- WHAT YOU SHOULD DO:
Give the items starting with the line containing "bar-jpn <box>296 438 312 624</box>" and going on through the line containing "x-tick-label: JPN <box>297 634 313 661</box>" as a numbered list, leaving out blank lines.

- INPUT FOR THIS TASK:

--- Start ---

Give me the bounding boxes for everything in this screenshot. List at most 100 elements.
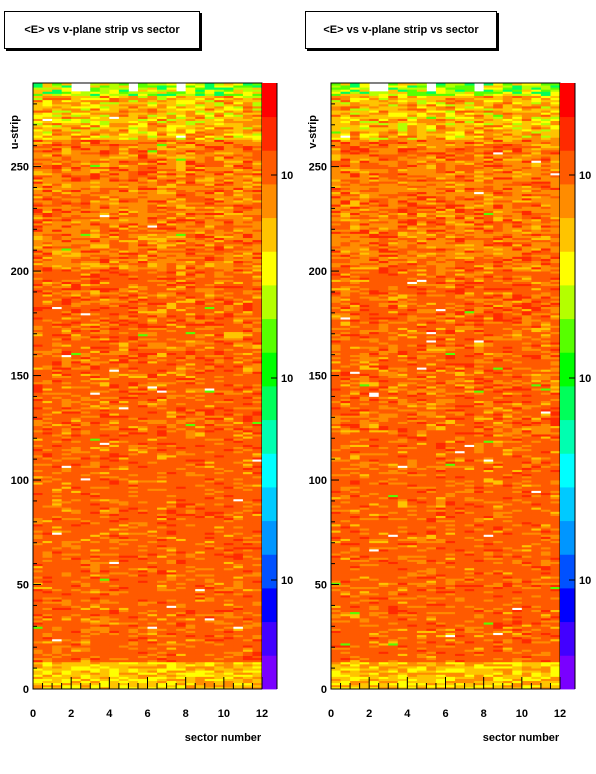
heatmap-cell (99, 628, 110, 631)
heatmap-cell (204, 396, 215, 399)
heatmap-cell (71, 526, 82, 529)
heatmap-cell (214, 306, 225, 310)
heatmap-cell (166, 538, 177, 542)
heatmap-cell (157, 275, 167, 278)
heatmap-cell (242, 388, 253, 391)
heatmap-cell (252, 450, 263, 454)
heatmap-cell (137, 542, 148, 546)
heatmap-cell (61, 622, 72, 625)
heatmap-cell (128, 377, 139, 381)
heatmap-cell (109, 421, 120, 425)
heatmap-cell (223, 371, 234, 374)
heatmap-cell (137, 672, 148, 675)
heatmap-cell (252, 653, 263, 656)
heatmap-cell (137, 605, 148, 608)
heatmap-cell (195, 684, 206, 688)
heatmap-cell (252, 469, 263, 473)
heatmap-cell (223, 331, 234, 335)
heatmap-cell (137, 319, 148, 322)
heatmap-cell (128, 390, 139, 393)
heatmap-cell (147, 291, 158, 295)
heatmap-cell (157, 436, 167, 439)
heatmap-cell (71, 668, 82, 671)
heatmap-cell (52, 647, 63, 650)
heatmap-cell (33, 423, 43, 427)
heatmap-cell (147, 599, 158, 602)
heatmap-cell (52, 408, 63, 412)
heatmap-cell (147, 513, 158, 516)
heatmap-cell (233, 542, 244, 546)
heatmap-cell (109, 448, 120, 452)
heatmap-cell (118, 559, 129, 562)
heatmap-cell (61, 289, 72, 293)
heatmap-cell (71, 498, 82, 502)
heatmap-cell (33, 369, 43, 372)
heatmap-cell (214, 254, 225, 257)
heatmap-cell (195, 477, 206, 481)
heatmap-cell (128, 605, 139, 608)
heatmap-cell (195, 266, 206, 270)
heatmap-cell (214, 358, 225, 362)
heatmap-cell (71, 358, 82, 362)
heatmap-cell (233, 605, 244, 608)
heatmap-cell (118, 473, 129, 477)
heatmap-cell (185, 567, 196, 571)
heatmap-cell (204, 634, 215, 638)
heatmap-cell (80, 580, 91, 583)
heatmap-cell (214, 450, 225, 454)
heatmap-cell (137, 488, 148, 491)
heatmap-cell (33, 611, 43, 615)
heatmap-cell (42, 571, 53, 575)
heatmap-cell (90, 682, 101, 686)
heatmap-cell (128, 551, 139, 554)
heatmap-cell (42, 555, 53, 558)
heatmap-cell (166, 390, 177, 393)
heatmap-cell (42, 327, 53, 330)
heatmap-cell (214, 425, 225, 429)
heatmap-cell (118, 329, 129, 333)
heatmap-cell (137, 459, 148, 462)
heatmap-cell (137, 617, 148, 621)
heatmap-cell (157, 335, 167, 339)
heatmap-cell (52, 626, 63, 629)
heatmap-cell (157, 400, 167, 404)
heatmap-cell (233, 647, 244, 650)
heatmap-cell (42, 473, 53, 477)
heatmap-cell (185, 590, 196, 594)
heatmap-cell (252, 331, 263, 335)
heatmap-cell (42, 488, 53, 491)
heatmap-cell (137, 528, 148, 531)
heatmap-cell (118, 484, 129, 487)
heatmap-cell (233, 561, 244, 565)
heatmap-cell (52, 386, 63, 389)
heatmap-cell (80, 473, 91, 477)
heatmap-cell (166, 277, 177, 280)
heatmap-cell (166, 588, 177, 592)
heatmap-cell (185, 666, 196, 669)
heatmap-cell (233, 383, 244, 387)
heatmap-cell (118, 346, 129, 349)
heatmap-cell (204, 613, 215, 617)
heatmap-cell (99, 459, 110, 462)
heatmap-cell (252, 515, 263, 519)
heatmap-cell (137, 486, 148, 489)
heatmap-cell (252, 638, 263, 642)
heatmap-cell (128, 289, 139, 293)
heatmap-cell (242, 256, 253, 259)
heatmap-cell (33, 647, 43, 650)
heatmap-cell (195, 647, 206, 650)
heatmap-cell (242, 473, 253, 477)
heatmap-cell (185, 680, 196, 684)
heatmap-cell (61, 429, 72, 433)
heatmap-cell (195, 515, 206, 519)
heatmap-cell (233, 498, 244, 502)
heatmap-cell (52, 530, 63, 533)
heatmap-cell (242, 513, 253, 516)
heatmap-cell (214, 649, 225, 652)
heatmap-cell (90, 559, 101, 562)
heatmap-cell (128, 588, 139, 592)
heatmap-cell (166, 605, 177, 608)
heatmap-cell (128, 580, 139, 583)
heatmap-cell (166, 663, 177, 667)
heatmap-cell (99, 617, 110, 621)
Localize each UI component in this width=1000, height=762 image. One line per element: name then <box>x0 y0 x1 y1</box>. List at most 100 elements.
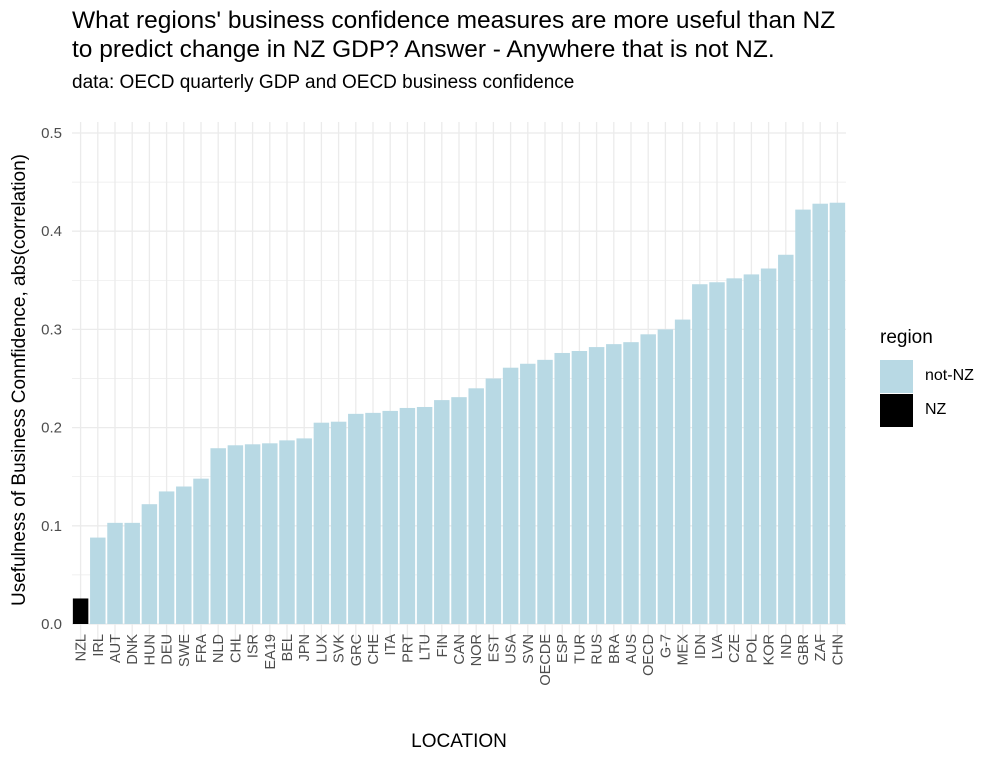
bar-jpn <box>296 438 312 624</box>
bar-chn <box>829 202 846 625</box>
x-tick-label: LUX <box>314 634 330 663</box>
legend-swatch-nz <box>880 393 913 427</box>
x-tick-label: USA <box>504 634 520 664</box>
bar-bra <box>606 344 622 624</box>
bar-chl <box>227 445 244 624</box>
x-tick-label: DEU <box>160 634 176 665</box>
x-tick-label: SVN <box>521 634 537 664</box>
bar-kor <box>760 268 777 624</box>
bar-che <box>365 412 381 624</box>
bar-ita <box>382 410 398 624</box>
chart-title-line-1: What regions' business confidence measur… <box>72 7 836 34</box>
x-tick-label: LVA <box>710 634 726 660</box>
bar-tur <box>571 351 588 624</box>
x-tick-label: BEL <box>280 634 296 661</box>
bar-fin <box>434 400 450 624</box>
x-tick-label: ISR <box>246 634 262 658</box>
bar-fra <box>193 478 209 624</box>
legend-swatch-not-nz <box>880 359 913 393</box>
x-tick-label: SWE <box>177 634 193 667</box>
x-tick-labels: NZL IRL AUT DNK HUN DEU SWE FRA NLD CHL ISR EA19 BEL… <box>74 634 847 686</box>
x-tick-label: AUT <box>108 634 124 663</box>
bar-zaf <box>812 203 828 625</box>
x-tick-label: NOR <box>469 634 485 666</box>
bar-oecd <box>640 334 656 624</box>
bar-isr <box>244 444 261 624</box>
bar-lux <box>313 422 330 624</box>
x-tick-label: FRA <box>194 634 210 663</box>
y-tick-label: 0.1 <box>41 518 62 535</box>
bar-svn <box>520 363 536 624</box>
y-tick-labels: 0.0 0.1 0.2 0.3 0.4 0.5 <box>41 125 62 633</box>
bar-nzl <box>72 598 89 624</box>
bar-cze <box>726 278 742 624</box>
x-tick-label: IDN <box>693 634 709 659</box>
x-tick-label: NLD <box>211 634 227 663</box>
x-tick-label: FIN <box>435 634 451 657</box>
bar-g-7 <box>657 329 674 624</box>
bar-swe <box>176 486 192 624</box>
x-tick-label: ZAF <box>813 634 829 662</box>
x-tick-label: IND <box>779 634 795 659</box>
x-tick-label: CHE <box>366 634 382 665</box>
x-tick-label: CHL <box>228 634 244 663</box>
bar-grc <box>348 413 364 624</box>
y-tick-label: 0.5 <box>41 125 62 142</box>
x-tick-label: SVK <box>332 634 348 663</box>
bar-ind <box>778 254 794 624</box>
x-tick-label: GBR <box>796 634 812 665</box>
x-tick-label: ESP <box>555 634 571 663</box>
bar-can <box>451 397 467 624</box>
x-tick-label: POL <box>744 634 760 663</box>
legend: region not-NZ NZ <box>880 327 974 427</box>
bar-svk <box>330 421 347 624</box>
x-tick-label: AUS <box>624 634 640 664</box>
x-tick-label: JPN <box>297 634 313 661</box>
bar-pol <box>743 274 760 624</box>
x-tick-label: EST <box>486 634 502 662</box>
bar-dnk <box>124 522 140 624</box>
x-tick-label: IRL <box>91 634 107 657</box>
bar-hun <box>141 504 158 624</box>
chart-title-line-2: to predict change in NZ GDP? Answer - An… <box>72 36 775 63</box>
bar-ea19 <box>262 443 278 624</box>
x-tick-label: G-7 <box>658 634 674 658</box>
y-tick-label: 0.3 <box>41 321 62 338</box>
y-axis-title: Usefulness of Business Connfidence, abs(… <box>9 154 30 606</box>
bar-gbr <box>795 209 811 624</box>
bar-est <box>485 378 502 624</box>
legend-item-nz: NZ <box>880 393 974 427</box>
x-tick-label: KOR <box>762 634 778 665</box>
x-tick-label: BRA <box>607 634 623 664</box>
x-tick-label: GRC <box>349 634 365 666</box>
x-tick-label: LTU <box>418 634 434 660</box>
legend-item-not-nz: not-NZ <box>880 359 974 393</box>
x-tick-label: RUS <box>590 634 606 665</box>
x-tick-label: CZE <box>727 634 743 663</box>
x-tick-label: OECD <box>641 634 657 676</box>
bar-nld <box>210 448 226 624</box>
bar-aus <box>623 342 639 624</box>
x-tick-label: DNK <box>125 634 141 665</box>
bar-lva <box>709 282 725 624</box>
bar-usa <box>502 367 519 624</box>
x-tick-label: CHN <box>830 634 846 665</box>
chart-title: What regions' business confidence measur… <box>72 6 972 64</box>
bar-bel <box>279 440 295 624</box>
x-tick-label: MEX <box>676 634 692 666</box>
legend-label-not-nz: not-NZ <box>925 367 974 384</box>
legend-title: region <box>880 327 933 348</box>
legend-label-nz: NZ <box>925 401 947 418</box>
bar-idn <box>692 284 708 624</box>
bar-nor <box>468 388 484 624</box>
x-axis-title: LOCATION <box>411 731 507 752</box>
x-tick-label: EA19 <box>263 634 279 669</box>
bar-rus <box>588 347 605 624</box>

--- End ---

- EXERCISE RESPONSE:
1. bar-jpn <box>296 438 312 624</box>
2. bar-chn <box>829 202 846 625</box>
3. x-tick-label: LUX <box>314 634 330 663</box>
4. legend-swatch-nz <box>880 393 913 427</box>
5. x-tick-label: USA <box>504 634 520 664</box>
6. bar-bra <box>606 344 622 624</box>
7. bar-chl <box>227 445 244 624</box>
8. x-tick-label: DEU <box>160 634 176 665</box>
9. x-tick-label: SVN <box>521 634 537 664</box>
10. bar-kor <box>760 268 777 624</box>
11. bar-che <box>365 412 381 624</box>
12. bar-ita <box>382 410 398 624</box>
13. chart-title-line-1: What regions' business confidence measur… <box>72 7 836 34</box>
14. x-tick-label: LVA <box>710 634 726 660</box>
15. bar-tur <box>571 351 588 624</box>
16. x-tick-label: BEL <box>280 634 296 661</box>
17. bar-fin <box>434 400 450 624</box>
18. x-tick-label: ISR <box>246 634 262 658</box>
19. bar-fra <box>193 478 209 624</box>
20. legend-swatch-not-nz <box>880 359 913 393</box>
21. x-tick-label: SWE <box>177 634 193 667</box>
22. x-tick-labels: NZL IRL AUT DNK HUN DEU SWE FRA NLD CHL ISR EA19 BEL… <box>74 634 847 686</box>
23. x-tick-label: AUT <box>108 634 124 663</box>
24. bar-zaf <box>812 203 828 625</box>
25. x-tick-label: NOR <box>469 634 485 666</box>
26. bar-oecd <box>640 334 656 624</box>
27. bar-isr <box>244 444 261 624</box>
28. bar-lux <box>313 422 330 624</box>
29. x-tick-label: FRA <box>194 634 210 663</box>
30. y-tick-label: 0.1 <box>41 518 62 535</box>
31. bar-svn <box>520 363 536 624</box>
32. y-tick-labels: 0.0 0.1 0.2 0.3 0.4 0.5 <box>41 125 62 633</box>
33. bar-nzl <box>72 598 89 624</box>
34. bar-cze <box>726 278 742 624</box>
35. x-tick-label: IDN <box>693 634 709 659</box>
36. x-tick-label: NLD <box>211 634 227 663</box>
37. x-tick-label: FIN <box>435 634 451 657</box>
38. bar-g-7 <box>657 329 674 624</box>
39. bar-swe <box>176 486 192 624</box>
40. x-tick-label: ZAF <box>813 634 829 662</box>
41. x-tick-label: IND <box>779 634 795 659</box>
42. x-tick-label: CHE <box>366 634 382 665</box>
43. x-tick-label: CHL <box>228 634 244 663</box>
44. bar-grc <box>348 413 364 624</box>
45. y-tick-label: 0.5 <box>41 125 62 142</box>
46. x-tick-label: SVK <box>332 634 348 663</box>
47. bar-ind <box>778 254 794 624</box>
48. x-tick-label: GBR <box>796 634 812 665</box>
49. x-tick-label: ESP <box>555 634 571 663</box>
50. bar-can <box>451 397 467 624</box>
51. x-tick-label: POL <box>744 634 760 663</box>
52. legend: region not-NZ NZ <box>880 327 974 427</box>
53. bar-svk <box>330 421 347 624</box>
54. x-tick-label: AUS <box>624 634 640 664</box>
55. x-tick-label: JPN <box>297 634 313 661</box>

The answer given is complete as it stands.